The problem:
Each entry needs to be restated exactly as written.

Supplied material:

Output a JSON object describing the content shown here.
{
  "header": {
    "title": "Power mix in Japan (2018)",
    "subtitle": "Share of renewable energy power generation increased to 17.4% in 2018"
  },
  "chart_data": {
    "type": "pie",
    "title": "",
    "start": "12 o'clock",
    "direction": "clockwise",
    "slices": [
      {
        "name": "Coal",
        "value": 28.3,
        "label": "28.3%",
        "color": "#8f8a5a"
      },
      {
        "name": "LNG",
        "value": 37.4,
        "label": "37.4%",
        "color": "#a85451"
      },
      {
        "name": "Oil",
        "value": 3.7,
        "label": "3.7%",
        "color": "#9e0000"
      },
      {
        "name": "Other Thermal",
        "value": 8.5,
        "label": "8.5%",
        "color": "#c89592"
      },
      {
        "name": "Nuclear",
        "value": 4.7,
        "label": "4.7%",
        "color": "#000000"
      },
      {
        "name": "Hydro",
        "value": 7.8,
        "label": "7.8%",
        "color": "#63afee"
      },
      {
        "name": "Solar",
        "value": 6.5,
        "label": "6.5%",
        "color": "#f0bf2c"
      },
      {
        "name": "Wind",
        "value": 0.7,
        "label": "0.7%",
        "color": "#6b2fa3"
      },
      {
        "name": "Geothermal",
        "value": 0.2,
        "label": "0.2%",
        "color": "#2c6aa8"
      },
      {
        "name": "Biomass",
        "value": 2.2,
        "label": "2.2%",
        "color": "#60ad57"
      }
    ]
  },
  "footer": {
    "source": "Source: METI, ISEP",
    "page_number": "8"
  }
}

Exercise answer:
Output a JSON object describing the content shown here.
{
  "header": {
    "title": "Power mix in Japan (2018)",
    "subtitle": "Share of renewable energy power generation increased to 17.4% in 2018"
  },
  "chart_data": {
    "type": "pie",
    "title": "",
    "start": "12 o'clock",
    "direction": "clockwise",
    "slices": [
      {
        "name": "Coal",
        "value": 28.3,
        "label": "28.3%",
        "color": "#8f8a5a"
      },
      {
        "name": "LNG",
        "value": 37.4,
        "label": "37.4%",
        "color": "#a85451"
      },
      {
        "name": "Oil",
        "value": 3.7,
        "label": "3.7%",
        "color": "#9e0000"
      },
      {
        "name": "Other Thermal",
        "value": 8.5,
        "label": "8.5%",
        "color": "#c89592"
      },
      {
        "name": "Nuclear",
        "value": 4.7,
        "label": "4.7%",
        "color": "#000000"
      },
      {
        "name": "Hydro",
        "value": 7.8,
        "label": "7.8%",
        "color": "#63afee"
      },
      {
        "name": "Solar",
        "value": 6.5,
        "label": "6.5%",
        "color": "#f0bf2c"
      },
      {
        "name": "Wind",
        "value": 0.7,
        "label": "0.7%",
        "color": "#6b2fa3"
      },
      {
        "name": "Geothermal",
        "value": 0.2,
        "label": "0.2%",
        "color": "#2c6aa8"
      },
      {
        "name": "Biomass",
        "value": 2.2,
        "label": "2.2%",
        "color": "#60ad57"
      }
    ]
  },
  "footer": {
    "source": "Source: METI, ISEP",
    "page_number": "8"
  }
}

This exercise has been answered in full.